• [Task requirements]
Copy the rows from the first line up to and including the line with "bar-segment-fp [157, 99, 221, 457]", changing every "x-tick-mark" to "x-axis-tick" and keeping all else the same.
---------------
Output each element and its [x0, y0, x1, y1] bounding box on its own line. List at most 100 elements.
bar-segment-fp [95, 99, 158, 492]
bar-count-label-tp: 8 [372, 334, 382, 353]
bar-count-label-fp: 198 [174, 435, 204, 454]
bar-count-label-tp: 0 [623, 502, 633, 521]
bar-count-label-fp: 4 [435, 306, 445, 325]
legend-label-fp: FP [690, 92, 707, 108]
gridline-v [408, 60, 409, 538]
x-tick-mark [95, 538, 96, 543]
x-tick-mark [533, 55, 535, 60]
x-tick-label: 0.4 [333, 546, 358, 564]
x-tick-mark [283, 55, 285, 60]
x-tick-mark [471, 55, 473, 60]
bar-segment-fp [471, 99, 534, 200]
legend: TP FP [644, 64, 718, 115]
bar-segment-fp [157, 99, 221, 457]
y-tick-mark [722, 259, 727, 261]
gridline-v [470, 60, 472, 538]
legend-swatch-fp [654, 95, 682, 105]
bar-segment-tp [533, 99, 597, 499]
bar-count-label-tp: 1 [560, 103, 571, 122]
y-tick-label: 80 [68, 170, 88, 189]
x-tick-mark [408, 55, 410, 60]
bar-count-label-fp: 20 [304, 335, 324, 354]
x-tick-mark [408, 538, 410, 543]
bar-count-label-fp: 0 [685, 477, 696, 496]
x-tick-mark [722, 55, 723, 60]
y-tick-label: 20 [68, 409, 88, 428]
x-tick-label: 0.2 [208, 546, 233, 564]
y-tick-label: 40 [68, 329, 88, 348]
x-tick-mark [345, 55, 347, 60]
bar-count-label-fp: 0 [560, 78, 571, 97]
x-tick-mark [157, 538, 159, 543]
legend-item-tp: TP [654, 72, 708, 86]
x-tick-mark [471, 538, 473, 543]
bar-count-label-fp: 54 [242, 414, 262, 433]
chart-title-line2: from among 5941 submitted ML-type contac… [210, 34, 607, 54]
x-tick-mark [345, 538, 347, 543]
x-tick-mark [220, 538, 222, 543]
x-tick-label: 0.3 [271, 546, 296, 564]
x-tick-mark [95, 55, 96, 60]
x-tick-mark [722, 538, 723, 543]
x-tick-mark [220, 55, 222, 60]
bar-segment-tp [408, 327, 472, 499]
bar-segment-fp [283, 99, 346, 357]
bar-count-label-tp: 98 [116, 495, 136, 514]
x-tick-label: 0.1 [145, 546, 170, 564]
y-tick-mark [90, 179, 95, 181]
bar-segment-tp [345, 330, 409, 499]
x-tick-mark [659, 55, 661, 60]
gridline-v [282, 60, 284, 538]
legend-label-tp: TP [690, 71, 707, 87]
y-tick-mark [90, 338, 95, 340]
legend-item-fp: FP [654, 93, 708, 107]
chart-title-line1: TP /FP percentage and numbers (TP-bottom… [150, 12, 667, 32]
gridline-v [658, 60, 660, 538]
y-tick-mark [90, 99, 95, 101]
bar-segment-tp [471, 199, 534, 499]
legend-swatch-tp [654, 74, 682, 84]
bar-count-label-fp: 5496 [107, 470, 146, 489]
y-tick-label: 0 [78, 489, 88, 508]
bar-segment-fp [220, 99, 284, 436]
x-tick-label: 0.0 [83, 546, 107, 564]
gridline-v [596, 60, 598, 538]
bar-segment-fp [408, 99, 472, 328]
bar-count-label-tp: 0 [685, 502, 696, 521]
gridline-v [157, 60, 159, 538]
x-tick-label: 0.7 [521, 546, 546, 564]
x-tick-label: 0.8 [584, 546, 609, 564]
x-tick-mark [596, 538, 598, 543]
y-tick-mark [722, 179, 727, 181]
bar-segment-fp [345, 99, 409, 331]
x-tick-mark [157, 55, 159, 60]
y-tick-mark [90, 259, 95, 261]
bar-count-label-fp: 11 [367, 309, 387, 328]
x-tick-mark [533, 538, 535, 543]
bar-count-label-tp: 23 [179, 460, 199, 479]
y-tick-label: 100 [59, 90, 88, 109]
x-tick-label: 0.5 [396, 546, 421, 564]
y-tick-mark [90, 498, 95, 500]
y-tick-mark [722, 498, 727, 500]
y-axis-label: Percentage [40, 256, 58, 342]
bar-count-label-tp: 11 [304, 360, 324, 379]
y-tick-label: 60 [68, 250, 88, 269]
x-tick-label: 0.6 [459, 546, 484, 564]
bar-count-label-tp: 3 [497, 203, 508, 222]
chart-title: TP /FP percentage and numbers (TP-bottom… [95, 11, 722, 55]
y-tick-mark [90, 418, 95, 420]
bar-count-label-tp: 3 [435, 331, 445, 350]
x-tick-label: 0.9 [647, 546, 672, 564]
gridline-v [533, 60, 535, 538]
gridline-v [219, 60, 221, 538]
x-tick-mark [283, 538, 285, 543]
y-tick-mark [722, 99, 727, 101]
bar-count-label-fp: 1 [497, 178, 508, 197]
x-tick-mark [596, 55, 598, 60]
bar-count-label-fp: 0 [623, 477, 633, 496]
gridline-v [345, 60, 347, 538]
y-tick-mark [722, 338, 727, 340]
---------------
• [Answer for this exercise]
Output each element and its [x0, y0, x1, y1] bounding box on its own line. List at most 100 elements.
bar-segment-fp [95, 99, 158, 492]
bar-count-label-tp: 8 [372, 334, 382, 353]
bar-count-label-fp: 198 [174, 435, 204, 454]
bar-count-label-tp: 0 [623, 502, 633, 521]
bar-count-label-fp: 4 [435, 306, 445, 325]
legend-label-fp: FP [690, 92, 707, 108]
gridline-v [408, 60, 409, 538]
x-axis-tick [95, 538, 96, 543]
x-axis-tick [533, 55, 535, 60]
x-tick-label: 0.4 [333, 546, 358, 564]
x-axis-tick [283, 55, 285, 60]
x-axis-tick [471, 55, 473, 60]
bar-segment-fp [471, 99, 534, 200]
legend: TP FP [644, 64, 718, 115]
bar-segment-fp [157, 99, 221, 457]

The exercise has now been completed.